• Extracted text:
◇ ◇ ◇
EU considers lifting entry restrictions for vaccinated travelers

More people from outside the EU may soon be able to visit the bloc if they meet certain COVID-19 requirements. Member states must still debate the proposal, and the decision is ultimately a national one.

The European Commission put forward a proposal on Monday to expand the list of countries whose citizens may visit the EU for non-essential reasons as long as they have a good COVID-19 situation or if the individuals are vaccinated.

The EU currently recommends allowing touristic and non-essential travel to its 27 member states to citizens of seven other countries. The Commission is hoping to ease restrictions for more countries.

“The Commission proposes to allow entry to the EU for non-essential reasons not only for all persons coming from countries with a good epidemiological situation but also all people who have received the last recommended dose of an EU-authorized vaccine,” the EU executive body said in a statement.

Which vaccinations would be required to enter the EU?

The president of the European Commission, Ursula von der Leyen, wrote on Twitter that it is “time to revive the EU tourism industry and for cross-border friendships to rekindle — safely.”

She also proposed an “EU emergency brake mechanism” in case new variants emerge.
◇ ◇ ◇
Data taken from a collection
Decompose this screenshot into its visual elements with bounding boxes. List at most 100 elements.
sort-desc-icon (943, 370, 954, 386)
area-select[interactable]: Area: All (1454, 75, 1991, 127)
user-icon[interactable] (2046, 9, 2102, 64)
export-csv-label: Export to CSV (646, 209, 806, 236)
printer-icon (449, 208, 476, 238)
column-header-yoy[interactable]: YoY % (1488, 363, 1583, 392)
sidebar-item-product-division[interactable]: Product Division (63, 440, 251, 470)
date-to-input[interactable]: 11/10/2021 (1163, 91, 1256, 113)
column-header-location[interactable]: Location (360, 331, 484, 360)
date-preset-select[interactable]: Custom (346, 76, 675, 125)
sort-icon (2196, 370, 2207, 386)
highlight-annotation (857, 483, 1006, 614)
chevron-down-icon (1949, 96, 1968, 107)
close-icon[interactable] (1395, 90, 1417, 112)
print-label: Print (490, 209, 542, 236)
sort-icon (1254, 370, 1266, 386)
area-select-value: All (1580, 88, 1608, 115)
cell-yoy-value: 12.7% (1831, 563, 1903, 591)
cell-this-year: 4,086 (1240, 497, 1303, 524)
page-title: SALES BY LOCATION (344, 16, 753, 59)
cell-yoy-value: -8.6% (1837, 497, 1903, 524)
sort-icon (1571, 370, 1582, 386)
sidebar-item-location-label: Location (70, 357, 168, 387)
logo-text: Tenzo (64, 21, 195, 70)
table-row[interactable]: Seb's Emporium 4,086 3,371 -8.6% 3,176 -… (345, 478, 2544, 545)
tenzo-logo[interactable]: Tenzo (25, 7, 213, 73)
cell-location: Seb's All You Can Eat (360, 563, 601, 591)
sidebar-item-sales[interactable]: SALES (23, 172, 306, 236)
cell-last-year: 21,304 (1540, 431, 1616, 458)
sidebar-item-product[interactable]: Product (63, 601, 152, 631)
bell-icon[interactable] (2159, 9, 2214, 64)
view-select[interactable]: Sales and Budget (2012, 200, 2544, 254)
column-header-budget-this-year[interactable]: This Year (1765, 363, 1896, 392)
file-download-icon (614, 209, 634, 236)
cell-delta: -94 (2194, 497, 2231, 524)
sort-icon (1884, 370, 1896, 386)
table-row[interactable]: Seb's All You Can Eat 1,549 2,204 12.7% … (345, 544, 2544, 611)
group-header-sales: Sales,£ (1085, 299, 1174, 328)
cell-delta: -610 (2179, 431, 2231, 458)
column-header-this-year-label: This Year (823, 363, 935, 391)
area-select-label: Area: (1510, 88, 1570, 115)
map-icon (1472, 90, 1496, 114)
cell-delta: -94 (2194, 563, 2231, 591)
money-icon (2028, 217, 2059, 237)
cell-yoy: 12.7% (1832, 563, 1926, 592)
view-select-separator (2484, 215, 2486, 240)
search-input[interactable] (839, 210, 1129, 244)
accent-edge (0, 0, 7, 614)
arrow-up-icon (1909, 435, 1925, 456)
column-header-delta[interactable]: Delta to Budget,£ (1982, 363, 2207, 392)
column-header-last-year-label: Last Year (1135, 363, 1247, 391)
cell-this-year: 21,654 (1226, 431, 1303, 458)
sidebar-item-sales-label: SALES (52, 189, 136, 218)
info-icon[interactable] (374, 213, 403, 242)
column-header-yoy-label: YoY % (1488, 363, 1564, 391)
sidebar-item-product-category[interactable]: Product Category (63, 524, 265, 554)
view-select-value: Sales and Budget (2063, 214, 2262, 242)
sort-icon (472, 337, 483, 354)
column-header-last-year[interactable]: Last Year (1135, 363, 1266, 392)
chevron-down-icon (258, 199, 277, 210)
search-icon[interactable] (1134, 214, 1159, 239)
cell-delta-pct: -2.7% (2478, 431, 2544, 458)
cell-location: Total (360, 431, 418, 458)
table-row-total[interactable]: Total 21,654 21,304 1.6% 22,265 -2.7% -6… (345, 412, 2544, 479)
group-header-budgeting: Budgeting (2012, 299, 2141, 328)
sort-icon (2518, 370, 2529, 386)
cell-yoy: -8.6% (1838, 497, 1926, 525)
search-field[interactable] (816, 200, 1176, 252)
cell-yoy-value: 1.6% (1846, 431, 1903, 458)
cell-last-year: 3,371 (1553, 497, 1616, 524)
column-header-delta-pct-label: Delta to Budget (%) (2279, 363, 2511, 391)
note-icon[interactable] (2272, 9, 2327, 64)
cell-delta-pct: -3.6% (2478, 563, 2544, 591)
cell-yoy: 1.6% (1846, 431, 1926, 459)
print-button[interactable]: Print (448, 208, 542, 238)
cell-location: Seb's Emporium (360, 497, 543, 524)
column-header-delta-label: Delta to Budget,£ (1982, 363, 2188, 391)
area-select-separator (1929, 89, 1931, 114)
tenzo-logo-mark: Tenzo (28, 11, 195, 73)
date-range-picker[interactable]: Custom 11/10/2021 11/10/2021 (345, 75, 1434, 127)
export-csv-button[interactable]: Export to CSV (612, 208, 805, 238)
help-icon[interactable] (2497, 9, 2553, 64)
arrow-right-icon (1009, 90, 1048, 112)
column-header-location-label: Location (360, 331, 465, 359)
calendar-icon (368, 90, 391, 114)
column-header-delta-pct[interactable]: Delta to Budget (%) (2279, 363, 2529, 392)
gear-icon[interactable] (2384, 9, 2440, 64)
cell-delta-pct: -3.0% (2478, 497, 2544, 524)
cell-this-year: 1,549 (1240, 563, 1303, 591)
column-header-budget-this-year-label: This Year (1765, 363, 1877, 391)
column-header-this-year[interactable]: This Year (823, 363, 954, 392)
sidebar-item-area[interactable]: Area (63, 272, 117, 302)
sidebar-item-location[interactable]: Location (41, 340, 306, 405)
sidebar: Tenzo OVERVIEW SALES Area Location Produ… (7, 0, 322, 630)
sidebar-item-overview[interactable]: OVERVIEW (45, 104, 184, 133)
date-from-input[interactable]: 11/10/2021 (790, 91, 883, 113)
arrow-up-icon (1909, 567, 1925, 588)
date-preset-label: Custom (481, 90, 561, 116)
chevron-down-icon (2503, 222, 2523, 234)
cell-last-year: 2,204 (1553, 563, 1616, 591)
◇ ◇ ◇
• Required tasks:
1. Translate this sentence from the article on EU travel restrictions into Spanish: "The Commission is hoping to ease restrictions for more countries."
2. List every passage that appears inside quotation marks in the article on EU travel restrictions.
3. Reproduce the article on EU travel restrictions word for word, starting at "Which vaccinations would" and ending at "new variants emerge.".
This material comes from a different source than the article on EU travel restrictions.

• Expected results:
1. La Comisión espera flexibilizar las restricciones para más países.

2.
- The Commission proposes to allow entry to the EU for non-essential reasons not only for all persons coming from countries with a good epidemiological situation but also all people who have received the last recommended dose of an EU-authorized vaccine,
- time to revive the EU tourism industry and for cross-border friendships to rekindle — safely.
- EU emergency brake mechanism

3.
Which vaccinations would be required to enter the EU?

The president of the European Commission, Ursula von der Leyen, wrote on Twitter that it is “time to revive the EU tourism industry and for cross-border friendships to rekindle — safely.”

She also proposed an “EU emergency brake mechanism” in case new variants emerge.